─── Listing ───

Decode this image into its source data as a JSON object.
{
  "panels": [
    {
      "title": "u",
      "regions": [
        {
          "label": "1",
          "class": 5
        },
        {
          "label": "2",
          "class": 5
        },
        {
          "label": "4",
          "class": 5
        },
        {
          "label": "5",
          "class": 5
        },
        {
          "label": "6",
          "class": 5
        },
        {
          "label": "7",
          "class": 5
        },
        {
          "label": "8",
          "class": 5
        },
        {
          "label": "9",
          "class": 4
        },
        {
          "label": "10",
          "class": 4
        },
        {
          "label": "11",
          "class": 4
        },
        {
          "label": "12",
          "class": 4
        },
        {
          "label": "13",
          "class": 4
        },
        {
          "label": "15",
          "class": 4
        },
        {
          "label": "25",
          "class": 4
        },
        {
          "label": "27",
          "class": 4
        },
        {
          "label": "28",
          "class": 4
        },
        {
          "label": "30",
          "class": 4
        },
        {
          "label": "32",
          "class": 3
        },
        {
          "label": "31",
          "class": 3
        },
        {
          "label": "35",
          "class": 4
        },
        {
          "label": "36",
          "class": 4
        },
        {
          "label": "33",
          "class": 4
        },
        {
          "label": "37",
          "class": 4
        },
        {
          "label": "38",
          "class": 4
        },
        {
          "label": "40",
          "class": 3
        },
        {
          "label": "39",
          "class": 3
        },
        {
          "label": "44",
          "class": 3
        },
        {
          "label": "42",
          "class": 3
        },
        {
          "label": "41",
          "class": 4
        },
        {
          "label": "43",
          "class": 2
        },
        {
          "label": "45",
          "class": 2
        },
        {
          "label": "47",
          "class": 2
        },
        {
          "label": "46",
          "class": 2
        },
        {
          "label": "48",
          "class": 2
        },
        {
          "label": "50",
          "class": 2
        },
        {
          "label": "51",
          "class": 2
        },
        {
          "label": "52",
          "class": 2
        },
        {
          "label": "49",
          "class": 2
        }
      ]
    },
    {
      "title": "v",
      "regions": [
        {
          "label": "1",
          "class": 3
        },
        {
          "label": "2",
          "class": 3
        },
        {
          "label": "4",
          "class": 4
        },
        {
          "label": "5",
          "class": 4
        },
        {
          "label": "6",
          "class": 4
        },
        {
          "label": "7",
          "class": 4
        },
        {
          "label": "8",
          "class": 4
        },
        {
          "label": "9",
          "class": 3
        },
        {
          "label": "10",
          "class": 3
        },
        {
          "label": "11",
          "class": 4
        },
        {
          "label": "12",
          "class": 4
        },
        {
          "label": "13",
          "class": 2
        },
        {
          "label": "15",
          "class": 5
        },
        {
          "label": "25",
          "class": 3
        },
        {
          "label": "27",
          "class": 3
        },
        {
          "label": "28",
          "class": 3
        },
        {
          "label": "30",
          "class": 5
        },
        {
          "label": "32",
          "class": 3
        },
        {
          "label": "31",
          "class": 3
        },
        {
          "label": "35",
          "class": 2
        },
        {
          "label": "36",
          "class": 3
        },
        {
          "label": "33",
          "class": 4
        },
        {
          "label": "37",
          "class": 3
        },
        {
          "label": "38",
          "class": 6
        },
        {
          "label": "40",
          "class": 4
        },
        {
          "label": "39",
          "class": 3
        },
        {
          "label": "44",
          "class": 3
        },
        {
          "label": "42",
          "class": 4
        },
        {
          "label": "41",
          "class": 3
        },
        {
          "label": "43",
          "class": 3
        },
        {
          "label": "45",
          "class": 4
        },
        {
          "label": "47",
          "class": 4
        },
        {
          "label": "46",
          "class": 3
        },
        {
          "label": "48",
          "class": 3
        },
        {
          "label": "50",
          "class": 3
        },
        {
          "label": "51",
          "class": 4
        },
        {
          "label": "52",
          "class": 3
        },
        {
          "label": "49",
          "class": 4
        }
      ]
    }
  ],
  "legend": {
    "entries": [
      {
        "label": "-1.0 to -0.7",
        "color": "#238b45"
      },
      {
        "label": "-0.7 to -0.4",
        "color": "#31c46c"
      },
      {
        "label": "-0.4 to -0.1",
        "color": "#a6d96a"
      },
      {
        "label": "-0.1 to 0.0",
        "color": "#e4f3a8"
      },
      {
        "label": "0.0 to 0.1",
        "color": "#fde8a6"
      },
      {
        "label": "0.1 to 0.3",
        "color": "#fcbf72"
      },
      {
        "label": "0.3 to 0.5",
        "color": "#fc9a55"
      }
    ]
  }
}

───

[Task description]:
Retype the entries exactly, including every line.

[Completed exercise]:
Decode this image into its source data as a JSON object.
{
  "panels": [
    {
      "title": "u",
      "regions": [
        {
          "label": "1",
          "class": 5
        },
        {
          "label": "2",
          "class": 5
        },
        {
          "label": "4",
          "class": 5
        },
        {
          "label": "5",
          "class": 5
        },
        {
          "label": "6",
          "class": 5
        },
        {
          "label": "7",
          "class": 5
        },
        {
          "label": "8",
          "class": 5
        },
        {
          "label": "9",
          "class": 4
        },
        {
          "label": "10",
          "class": 4
        },
        {
          "label": "11",
          "class": 4
        },
        {
          "label": "12",
          "class": 4
        },
        {
          "label": "13",
          "class": 4
        },
        {
          "label": "15",
          "class": 4
        },
        {
          "label": "25",
          "class": 4
        },
        {
          "label": "27",
          "class": 4
        },
        {
          "label": "28",
          "class": 4
        },
        {
          "label": "30",
          "class": 4
        },
        {
          "label": "32",
          "class": 3
        },
        {
          "label": "31",
          "class": 3
        },
        {
          "label": "35",
          "class": 4
        },
        {
          "label": "36",
          "class": 4
        },
        {
          "label": "33",
          "class": 4
        },
        {
          "label": "37",
          "class": 4
        },
        {
          "label": "38",
          "class": 4
        },
        {
          "label": "40",
          "class": 3
        },
        {
          "label": "39",
          "class": 3
        },
        {
          "label": "44",
          "class": 3
        },
        {
          "label": "42",
          "class": 3
        },
        {
          "label": "41",
          "class": 4
        },
        {
          "label": "43",
          "class": 2
        },
        {
          "label": "45",
          "class": 2
        },
        {
          "label": "47",
          "class": 2
        },
        {
          "label": "46",
          "class": 2
        },
        {
          "label": "48",
          "class": 2
        },
        {
          "label": "50",
          "class": 2
        },
        {
          "label": "51",
          "class": 2
        },
        {
          "label": "52",
          "class": 2
        },
        {
          "label": "49",
          "class": 2
        }
      ]
    },
    {
      "title": "v",
      "regions": [
        {
          "label": "1",
          "class": 3
        },
        {
          "label": "2",
          "class": 3
        },
        {
          "label": "4",
          "class": 4
        },
        {
          "label": "5",
          "class": 4
        },
        {
          "label": "6",
          "class": 4
        },
        {
          "label": "7",
          "class": 4
        },
        {
          "label": "8",
          "class": 4
        },
        {
          "label": "9",
          "class": 3
        },
        {
          "label": "10",
          "class": 3
        },
        {
          "label": "11",
          "class": 4
        },
        {
          "label": "12",
          "class": 4
        },
        {
          "label": "13",
          "class": 2
        },
        {
          "label": "15",
          "class": 5
        },
        {
          "label": "25",
          "class": 3
        },
        {
          "label": "27",
          "class": 3
        },
        {
          "label": "28",
          "class": 3
        },
        {
          "label": "30",
          "class": 5
        },
        {
          "label": "32",
          "class": 3
        },
        {
          "label": "31",
          "class": 3
        },
        {
          "label": "35",
          "class": 2
        },
        {
          "label": "36",
          "class": 3
        },
        {
          "label": "33",
          "class": 4
        },
        {
          "label": "37",
          "class": 3
        },
        {
          "label": "38",
          "class": 6
        },
        {
          "label": "40",
          "class": 4
        },
        {
          "label": "39",
          "class": 3
        },
        {
          "label": "44",
          "class": 3
        },
        {
          "label": "42",
          "class": 4
        },
        {
          "label": "41",
          "class": 3
        },
        {
          "label": "43",
          "class": 3
        },
        {
          "label": "45",
          "class": 4
        },
        {
          "label": "47",
          "class": 4
        },
        {
          "label": "46",
          "class": 3
        },
        {
          "label": "48",
          "class": 3
        },
        {
          "label": "50",
          "class": 3
        },
        {
          "label": "51",
          "class": 4
        },
        {
          "label": "52",
          "class": 3
        },
        {
          "label": "49",
          "class": 4
        }
      ]
    }
  ],
  "legend": {
    "entries": [
      {
        "label": "-1.0 to -0.7",
        "color": "#238b45"
      },
      {
        "label": "-0.7 to -0.4",
        "color": "#31c46c"
      },
      {
        "label": "-0.4 to -0.1",
        "color": "#a6d96a"
      },
      {
        "label": "-0.1 to 0.0",
        "color": "#e4f3a8"
      },
      {
        "label": "0.0 to 0.1",
        "color": "#fde8a6"
      },
      {
        "label": "0.1 to 0.3",
        "color": "#fcbf72"
      },
      {
        "label": "0.3 to 0.5",
        "color": "#fc9a55"
      }
    ]
  }
}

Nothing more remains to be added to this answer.